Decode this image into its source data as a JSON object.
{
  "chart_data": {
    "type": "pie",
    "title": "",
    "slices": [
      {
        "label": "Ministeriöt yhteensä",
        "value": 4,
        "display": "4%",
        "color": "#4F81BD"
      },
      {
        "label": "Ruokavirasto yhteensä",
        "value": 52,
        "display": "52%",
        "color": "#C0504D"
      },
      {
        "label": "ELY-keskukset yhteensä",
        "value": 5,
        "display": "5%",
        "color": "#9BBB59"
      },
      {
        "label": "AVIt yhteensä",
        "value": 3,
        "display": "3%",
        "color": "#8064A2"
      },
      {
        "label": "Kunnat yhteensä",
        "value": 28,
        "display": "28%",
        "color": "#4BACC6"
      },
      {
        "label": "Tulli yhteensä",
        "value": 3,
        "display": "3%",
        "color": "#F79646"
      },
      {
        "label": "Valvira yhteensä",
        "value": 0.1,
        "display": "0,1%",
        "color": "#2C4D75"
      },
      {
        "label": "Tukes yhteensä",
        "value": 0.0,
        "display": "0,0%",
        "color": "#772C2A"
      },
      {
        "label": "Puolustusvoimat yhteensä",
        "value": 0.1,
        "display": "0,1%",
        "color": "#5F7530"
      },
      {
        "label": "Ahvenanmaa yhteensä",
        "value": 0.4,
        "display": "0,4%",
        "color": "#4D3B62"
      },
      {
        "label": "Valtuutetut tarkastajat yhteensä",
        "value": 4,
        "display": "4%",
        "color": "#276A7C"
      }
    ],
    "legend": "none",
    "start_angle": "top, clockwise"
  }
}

### Directions for this task
Where does the word "value" appear? Return each line that holds it.

### Exercise result
        "value": 4,
        "value": 52,
        "value": 5,
        "value": 3,
        "value": 28,
        "value": 3,
        "value": 0.1,
        "value": 0.0,
        "value": 0.1,
        "value": 0.4,
        "value": 4,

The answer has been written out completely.